— TASK DETAILS —
Could you find every line in the records below that contains the word "reliable" and copy it?

— SOURCE MATERIAL —
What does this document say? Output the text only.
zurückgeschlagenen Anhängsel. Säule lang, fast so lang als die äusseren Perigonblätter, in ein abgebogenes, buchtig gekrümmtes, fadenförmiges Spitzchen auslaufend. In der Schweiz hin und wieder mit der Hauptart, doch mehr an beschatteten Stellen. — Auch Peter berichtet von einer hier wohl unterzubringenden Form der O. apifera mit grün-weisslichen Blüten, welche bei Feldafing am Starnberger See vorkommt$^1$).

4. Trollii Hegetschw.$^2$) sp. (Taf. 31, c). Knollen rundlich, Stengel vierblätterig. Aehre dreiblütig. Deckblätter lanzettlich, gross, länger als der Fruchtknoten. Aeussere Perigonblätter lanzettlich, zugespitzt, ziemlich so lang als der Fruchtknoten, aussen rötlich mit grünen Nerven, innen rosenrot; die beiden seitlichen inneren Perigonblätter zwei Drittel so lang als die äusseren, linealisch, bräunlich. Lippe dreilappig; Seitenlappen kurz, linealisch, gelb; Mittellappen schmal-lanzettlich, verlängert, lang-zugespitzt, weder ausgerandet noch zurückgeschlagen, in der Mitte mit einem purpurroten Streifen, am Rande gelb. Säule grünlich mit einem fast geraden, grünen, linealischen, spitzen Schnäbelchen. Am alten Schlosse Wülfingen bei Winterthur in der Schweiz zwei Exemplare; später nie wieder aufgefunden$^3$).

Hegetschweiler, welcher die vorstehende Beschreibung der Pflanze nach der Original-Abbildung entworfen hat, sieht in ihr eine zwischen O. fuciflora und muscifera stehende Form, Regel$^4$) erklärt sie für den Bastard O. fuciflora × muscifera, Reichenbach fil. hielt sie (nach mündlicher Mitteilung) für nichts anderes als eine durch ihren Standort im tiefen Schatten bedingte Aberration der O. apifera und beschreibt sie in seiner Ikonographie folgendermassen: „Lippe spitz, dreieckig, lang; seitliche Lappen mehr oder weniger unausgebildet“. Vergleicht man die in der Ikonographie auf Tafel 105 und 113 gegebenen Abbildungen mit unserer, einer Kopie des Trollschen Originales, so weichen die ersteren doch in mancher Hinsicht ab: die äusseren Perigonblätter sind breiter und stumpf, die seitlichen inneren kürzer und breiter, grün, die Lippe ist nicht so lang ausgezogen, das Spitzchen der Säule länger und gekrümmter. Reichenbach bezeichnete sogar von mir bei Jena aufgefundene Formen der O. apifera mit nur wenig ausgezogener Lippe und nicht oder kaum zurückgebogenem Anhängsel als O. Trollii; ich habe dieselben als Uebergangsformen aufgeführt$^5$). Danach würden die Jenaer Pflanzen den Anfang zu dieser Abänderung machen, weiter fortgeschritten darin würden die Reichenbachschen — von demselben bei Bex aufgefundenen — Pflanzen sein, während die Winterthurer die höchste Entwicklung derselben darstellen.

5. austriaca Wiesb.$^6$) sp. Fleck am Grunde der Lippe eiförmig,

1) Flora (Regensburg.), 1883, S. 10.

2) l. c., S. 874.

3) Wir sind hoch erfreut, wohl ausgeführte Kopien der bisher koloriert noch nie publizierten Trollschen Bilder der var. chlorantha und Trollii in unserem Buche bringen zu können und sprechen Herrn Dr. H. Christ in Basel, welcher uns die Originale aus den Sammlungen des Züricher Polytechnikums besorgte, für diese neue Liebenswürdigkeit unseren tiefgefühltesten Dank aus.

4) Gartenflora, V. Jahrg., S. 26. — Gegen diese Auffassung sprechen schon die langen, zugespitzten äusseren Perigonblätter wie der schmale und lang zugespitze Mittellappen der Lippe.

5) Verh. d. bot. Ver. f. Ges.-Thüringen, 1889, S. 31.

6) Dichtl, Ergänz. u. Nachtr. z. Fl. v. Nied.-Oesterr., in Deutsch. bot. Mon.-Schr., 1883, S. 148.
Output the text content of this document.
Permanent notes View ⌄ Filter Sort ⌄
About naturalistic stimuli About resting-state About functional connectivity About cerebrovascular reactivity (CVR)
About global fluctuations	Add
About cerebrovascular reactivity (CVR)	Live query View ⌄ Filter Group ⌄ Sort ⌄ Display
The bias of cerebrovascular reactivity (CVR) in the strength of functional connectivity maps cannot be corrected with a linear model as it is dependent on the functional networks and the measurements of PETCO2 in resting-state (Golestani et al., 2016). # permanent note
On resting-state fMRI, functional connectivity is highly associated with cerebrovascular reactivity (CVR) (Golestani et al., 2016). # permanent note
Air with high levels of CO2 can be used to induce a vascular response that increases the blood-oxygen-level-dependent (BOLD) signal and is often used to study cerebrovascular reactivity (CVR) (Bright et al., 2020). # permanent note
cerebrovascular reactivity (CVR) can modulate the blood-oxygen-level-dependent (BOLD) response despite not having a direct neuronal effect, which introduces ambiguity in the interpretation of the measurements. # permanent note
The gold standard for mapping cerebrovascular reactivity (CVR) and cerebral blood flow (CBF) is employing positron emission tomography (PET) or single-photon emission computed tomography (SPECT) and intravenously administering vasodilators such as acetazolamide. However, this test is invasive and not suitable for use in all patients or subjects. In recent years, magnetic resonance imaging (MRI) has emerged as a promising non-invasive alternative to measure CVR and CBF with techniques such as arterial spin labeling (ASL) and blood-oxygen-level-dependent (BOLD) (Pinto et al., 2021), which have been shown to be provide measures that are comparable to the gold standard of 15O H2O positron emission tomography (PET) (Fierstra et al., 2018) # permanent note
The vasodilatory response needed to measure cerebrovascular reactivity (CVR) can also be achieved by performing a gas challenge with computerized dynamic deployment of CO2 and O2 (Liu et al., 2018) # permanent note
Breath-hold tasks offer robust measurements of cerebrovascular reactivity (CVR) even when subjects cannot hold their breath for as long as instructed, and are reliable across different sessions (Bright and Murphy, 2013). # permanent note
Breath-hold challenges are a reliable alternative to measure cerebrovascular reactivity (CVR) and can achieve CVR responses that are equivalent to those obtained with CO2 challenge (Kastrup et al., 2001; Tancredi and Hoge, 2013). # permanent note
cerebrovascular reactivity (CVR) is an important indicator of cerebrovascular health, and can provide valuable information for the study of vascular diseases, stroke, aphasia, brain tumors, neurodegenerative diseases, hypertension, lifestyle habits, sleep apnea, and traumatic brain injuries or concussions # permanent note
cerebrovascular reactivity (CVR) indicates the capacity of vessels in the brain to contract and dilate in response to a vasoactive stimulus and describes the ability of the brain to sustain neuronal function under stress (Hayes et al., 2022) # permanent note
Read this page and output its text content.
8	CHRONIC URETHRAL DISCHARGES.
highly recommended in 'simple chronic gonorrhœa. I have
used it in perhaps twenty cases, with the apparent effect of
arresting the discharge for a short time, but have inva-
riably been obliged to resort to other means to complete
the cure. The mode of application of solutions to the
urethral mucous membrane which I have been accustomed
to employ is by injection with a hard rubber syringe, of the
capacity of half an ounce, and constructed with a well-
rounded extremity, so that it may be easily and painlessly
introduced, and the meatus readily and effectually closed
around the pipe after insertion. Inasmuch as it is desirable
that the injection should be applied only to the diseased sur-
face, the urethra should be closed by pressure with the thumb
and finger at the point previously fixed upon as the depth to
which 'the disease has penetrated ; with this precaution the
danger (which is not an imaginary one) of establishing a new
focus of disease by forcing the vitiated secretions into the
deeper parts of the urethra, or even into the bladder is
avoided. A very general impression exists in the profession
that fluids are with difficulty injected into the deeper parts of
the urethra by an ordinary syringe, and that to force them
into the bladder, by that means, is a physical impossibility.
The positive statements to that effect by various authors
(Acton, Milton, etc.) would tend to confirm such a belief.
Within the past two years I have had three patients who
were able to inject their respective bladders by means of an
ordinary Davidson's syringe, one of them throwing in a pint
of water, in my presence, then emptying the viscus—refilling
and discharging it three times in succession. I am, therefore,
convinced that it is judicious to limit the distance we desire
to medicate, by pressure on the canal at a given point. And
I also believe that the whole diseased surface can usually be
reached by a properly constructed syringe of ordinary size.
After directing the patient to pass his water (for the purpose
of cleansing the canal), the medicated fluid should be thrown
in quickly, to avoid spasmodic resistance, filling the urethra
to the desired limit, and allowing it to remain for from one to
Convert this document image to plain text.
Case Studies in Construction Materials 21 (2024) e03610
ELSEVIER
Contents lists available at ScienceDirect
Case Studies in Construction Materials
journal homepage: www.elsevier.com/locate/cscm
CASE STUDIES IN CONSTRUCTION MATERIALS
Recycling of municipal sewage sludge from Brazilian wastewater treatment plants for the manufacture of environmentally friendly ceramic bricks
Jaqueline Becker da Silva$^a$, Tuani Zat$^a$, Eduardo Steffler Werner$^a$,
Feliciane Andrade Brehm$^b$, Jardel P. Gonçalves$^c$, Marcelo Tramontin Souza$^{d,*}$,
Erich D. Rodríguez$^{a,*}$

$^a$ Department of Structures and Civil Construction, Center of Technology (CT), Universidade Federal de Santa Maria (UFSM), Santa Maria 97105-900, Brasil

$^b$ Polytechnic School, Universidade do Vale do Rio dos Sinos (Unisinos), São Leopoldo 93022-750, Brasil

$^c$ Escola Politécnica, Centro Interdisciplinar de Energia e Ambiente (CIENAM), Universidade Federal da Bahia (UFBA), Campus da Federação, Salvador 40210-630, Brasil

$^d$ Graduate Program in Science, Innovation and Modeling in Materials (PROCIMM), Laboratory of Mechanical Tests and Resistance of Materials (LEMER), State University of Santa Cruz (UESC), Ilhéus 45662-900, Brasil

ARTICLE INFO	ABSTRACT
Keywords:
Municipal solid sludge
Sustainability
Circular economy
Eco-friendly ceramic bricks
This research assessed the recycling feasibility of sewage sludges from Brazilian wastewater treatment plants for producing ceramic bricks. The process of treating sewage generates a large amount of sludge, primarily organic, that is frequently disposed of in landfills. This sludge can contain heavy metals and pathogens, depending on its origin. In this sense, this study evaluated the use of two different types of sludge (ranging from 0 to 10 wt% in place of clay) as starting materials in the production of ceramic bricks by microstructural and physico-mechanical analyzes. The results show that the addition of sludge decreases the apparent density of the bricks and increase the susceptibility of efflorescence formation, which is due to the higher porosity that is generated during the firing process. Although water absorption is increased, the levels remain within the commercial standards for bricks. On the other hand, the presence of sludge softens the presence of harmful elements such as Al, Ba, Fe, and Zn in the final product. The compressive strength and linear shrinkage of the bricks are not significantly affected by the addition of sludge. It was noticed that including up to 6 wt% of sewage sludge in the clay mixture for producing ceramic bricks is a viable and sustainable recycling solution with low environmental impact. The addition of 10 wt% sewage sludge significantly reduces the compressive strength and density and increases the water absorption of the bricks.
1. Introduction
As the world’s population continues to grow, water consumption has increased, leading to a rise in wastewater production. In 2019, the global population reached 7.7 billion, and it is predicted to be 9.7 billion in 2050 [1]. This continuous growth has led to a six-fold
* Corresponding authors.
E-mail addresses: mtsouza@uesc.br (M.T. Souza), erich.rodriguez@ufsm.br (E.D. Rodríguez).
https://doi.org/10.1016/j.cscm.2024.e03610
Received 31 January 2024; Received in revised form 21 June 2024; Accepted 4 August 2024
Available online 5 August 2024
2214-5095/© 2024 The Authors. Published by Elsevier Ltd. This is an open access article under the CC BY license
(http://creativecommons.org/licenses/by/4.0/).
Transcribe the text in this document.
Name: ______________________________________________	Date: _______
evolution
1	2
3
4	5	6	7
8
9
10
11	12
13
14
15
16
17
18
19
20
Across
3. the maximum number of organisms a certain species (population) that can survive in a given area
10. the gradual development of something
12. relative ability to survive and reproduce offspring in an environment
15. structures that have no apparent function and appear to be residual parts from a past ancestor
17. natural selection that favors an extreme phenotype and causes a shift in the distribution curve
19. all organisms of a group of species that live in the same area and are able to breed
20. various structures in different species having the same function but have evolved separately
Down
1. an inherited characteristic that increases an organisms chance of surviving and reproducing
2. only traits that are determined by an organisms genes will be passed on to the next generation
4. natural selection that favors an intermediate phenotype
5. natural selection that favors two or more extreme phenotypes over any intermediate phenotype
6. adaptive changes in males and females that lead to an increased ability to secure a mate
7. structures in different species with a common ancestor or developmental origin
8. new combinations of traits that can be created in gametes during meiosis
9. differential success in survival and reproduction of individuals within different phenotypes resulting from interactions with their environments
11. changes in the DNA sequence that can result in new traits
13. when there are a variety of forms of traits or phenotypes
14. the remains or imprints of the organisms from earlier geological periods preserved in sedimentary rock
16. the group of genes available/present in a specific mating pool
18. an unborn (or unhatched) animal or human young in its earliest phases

— TASK RESPONSE —
Breath-hold tasks offer robust measurements of cerebrovascular reactivity (CVR) even when subjects cannot hold their breath for as long as instructed, and are reliable across different sessions (Bright and Murphy, 2013). # permanent note
Breath-hold challenges are a reliable alternative to measure cerebrovascular reactivity (CVR) and can achieve CVR responses that are equivalent to those obtained with CO2 challenge (Kastrup et al., 2001; Tancredi and Hoge, 2013). # permanent note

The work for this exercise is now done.